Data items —
::::::::::

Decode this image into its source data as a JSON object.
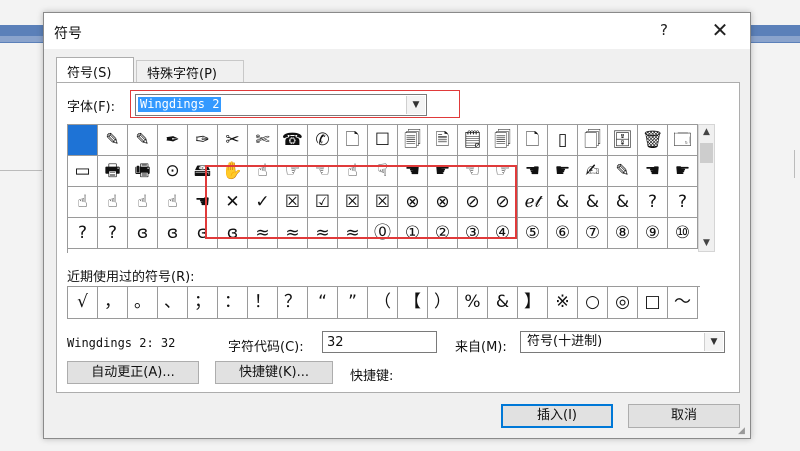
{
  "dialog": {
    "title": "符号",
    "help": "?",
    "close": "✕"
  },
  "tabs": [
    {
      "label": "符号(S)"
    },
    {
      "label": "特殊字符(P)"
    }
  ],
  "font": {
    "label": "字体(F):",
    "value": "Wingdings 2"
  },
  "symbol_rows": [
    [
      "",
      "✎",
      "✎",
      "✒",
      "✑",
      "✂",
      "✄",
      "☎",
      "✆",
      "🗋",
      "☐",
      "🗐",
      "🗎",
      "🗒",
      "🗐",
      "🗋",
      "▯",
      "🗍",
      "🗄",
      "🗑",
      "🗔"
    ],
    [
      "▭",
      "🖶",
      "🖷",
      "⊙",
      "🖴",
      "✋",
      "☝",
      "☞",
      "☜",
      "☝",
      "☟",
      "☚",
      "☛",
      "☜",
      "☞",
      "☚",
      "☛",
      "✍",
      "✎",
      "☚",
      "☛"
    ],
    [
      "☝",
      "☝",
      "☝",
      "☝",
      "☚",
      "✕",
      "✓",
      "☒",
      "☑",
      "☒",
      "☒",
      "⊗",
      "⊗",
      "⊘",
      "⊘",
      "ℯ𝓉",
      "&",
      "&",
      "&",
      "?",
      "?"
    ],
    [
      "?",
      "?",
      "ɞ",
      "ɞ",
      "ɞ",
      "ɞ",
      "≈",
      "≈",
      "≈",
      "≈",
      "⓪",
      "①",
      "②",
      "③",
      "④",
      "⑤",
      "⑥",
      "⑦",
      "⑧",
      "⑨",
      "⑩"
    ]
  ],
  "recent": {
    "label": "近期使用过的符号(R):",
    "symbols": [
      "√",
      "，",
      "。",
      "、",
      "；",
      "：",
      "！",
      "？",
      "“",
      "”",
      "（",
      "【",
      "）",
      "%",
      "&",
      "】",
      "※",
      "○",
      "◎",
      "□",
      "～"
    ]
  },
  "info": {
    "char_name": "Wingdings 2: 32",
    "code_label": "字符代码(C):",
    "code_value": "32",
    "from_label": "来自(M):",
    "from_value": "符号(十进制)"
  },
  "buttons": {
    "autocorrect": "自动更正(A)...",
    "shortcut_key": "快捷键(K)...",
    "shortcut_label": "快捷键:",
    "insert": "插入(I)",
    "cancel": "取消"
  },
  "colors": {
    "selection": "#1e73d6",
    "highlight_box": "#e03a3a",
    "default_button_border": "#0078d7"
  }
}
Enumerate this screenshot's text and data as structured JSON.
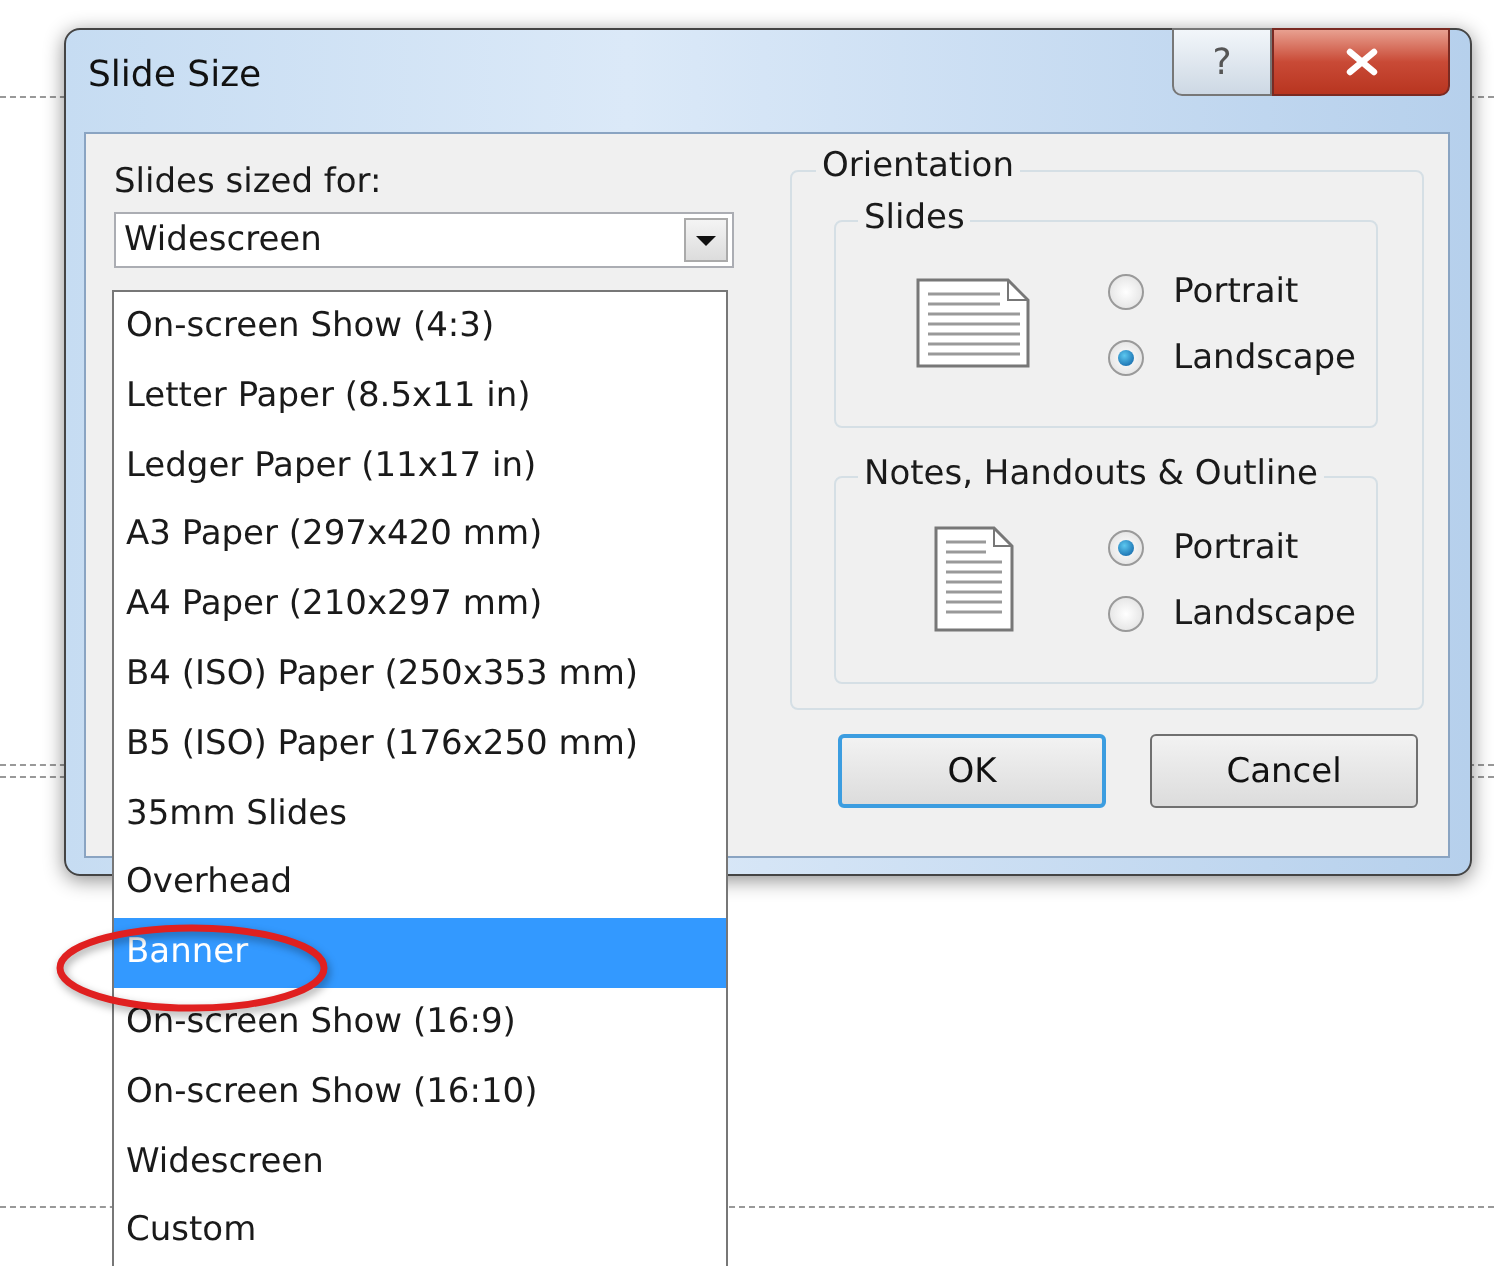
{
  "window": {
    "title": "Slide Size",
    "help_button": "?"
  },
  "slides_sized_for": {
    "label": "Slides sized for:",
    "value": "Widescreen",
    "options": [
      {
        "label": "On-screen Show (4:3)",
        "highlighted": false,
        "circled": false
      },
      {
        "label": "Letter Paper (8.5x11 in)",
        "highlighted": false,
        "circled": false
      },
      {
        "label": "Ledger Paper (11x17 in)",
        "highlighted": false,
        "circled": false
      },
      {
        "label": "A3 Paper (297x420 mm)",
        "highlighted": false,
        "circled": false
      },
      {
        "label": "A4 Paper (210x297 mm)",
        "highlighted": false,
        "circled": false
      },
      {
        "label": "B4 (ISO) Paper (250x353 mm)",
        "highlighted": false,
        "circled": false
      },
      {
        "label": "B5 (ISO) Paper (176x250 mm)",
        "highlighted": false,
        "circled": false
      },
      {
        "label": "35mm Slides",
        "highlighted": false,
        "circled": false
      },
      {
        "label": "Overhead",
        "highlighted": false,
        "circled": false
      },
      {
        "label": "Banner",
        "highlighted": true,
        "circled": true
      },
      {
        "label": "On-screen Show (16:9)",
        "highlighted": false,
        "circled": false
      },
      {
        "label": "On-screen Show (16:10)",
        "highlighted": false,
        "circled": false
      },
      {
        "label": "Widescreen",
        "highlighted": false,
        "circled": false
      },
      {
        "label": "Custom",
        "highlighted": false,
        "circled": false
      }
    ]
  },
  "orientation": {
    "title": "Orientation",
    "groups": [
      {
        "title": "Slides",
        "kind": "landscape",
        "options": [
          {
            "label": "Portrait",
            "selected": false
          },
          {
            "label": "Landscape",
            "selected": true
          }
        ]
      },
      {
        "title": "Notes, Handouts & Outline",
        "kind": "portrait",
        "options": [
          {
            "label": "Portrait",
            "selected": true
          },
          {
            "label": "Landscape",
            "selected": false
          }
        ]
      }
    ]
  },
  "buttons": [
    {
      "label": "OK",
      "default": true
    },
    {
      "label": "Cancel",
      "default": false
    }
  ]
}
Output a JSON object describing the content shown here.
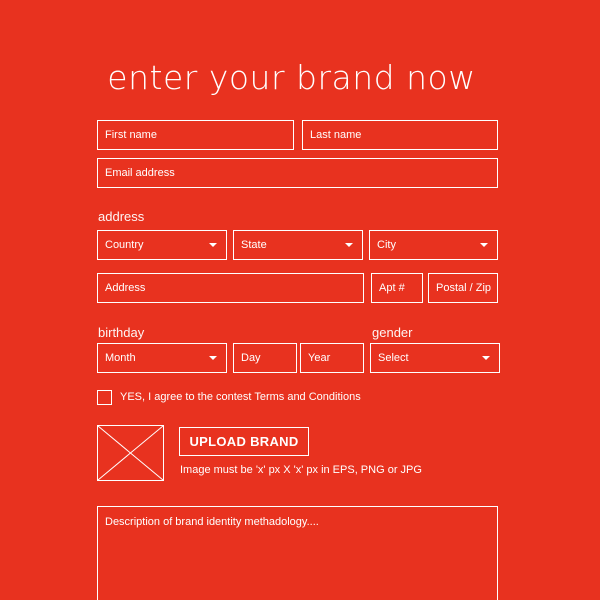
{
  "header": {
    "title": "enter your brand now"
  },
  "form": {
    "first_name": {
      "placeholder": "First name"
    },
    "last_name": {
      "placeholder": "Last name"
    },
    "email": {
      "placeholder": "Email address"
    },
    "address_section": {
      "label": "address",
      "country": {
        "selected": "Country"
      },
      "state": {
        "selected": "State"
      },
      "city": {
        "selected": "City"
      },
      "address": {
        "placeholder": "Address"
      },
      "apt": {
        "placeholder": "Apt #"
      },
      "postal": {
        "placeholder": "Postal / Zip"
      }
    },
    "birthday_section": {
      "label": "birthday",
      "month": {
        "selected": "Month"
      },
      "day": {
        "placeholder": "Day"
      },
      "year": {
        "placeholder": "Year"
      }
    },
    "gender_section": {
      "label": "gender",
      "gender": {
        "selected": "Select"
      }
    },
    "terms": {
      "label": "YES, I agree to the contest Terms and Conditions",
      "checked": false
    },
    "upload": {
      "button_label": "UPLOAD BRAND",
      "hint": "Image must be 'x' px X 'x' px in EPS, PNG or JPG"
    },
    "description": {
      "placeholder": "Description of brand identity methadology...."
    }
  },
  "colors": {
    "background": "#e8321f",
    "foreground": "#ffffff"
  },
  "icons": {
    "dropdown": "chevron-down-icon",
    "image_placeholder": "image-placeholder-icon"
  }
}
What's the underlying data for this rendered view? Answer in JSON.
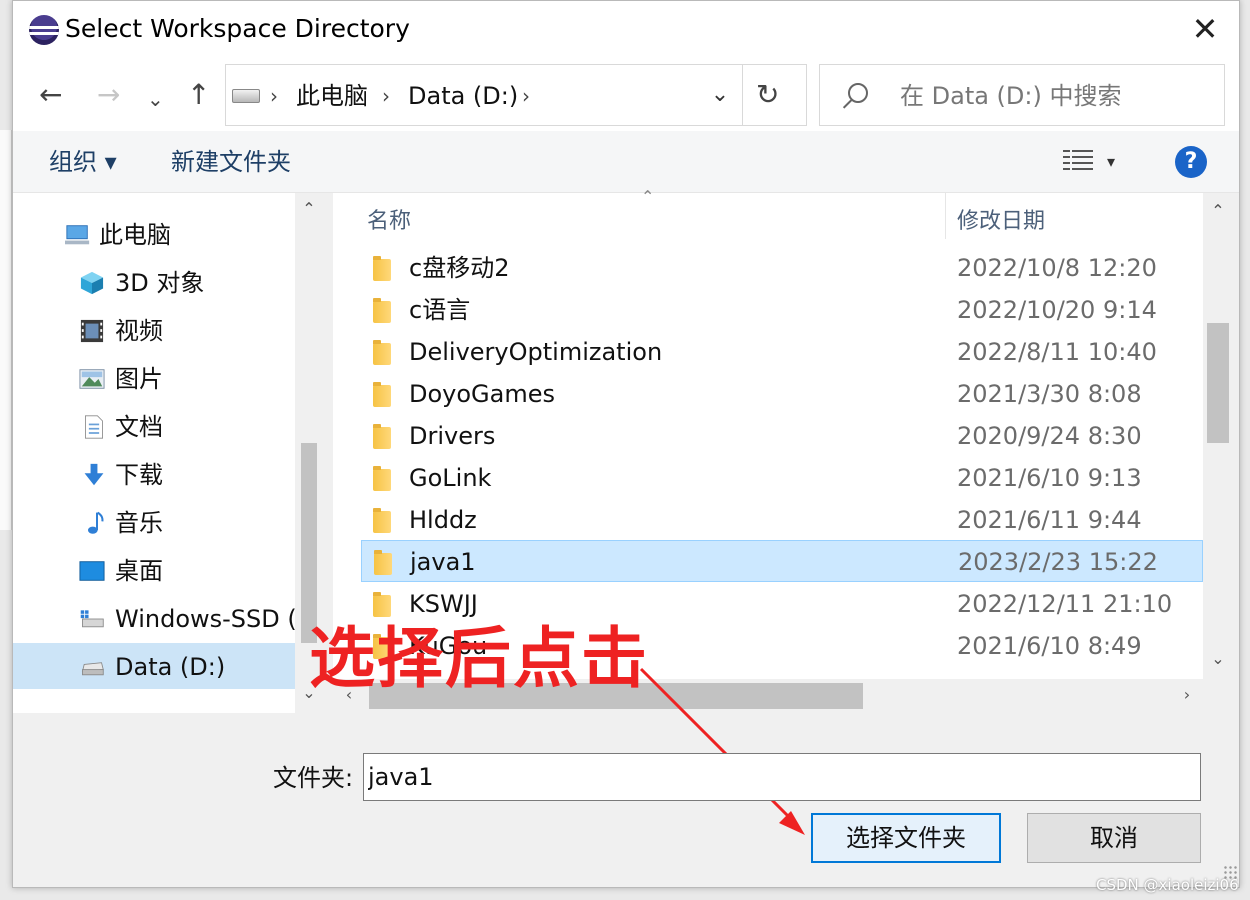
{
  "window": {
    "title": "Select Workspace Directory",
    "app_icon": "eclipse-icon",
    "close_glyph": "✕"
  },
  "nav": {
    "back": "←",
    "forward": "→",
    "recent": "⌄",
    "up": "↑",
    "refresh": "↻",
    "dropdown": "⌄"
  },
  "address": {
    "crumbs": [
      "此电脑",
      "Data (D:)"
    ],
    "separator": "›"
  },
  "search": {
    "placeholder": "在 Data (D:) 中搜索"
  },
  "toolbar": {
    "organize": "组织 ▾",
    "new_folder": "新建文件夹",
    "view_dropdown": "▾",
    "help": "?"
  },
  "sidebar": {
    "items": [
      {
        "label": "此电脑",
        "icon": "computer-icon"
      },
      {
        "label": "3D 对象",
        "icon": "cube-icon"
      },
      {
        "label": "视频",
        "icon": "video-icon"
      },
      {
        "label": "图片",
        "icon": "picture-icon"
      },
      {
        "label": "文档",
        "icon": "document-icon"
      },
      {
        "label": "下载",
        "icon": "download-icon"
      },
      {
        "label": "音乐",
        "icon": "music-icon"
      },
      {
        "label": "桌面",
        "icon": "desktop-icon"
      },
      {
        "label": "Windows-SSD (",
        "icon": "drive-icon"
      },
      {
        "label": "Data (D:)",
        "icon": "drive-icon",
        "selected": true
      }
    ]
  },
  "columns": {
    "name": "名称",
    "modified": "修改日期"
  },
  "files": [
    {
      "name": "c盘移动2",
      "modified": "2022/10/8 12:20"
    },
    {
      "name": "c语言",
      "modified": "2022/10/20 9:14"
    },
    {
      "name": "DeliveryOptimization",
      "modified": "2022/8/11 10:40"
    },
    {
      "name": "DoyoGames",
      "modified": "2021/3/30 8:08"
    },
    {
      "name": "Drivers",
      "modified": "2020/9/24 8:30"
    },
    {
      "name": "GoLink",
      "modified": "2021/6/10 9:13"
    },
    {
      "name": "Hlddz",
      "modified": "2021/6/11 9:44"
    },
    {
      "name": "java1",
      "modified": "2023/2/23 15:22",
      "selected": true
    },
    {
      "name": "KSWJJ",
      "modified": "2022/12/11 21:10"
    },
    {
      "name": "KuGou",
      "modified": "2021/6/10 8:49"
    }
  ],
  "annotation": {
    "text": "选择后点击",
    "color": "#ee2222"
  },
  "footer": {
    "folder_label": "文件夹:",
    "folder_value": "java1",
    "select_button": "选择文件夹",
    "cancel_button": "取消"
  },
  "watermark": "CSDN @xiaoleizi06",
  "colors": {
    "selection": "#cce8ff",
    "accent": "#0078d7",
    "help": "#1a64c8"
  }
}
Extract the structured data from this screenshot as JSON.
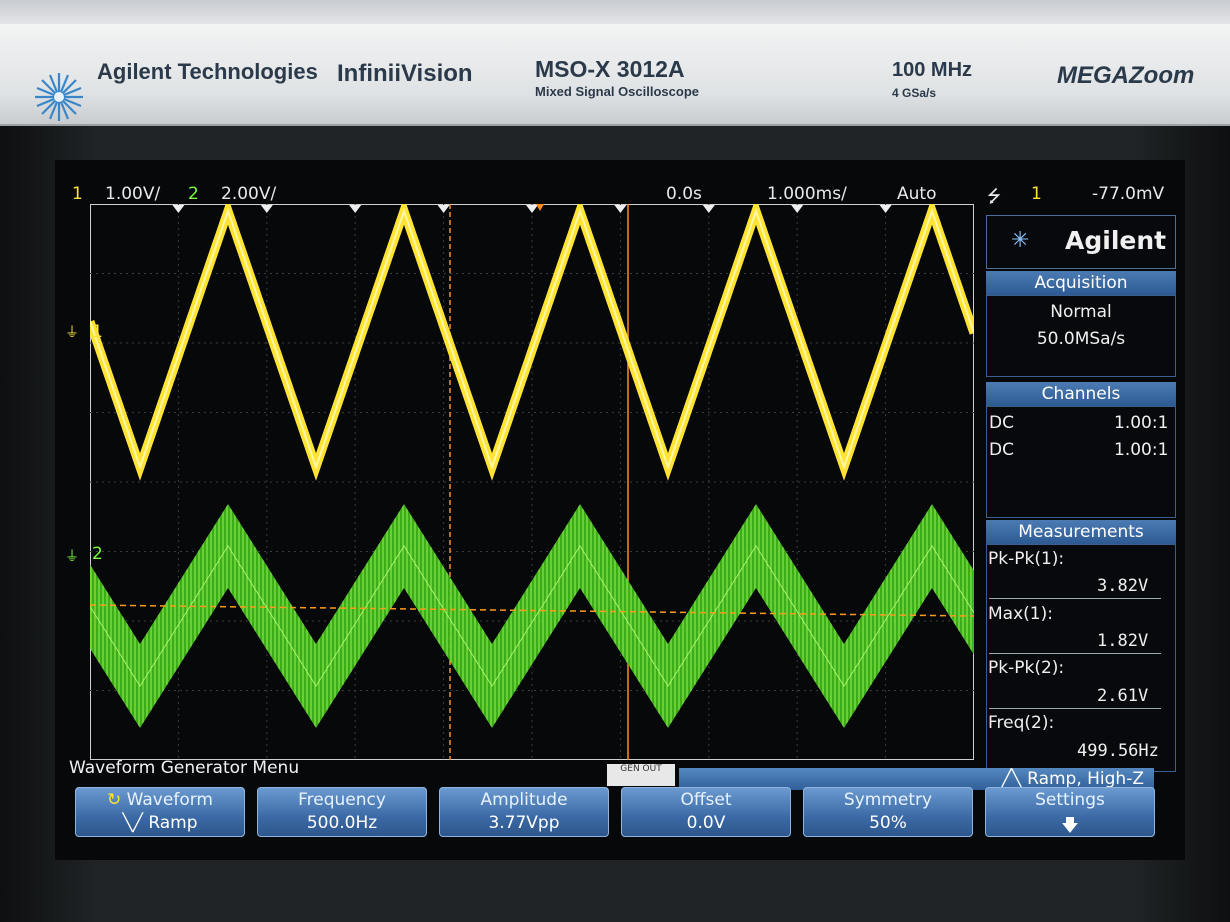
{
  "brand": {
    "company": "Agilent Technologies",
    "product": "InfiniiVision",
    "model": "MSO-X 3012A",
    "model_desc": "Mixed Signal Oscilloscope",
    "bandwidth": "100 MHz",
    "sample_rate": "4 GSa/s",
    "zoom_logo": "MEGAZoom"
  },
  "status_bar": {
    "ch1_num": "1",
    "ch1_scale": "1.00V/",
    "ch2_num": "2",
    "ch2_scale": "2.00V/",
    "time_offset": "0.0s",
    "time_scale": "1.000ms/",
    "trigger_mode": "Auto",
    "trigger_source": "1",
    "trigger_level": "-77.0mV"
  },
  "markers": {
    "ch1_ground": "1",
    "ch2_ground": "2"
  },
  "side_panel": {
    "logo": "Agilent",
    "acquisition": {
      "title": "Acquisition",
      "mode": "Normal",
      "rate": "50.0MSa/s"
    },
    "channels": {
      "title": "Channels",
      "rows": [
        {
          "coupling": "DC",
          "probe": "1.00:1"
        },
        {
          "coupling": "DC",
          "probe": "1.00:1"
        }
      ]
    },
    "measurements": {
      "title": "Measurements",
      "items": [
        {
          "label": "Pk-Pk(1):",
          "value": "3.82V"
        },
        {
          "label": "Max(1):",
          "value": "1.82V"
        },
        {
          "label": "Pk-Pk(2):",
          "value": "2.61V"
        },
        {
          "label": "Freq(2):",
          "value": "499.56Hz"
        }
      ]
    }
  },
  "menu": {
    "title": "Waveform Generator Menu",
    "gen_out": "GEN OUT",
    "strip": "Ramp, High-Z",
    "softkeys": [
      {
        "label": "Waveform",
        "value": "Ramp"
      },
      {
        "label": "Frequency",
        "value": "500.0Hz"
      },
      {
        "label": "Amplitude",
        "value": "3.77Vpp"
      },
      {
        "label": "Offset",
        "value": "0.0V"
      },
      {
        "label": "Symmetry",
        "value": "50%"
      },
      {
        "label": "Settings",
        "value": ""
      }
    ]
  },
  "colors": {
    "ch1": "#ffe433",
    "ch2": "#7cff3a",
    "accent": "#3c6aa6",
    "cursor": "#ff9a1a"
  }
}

::::::::::

WRITTEN INSTRUCTION — Which lines include "text"? Copy each of them out.

EXERCISE OUTPUT —
Enumerate this screenshot's text and data as structured JSON.
    "text": "选择后点击",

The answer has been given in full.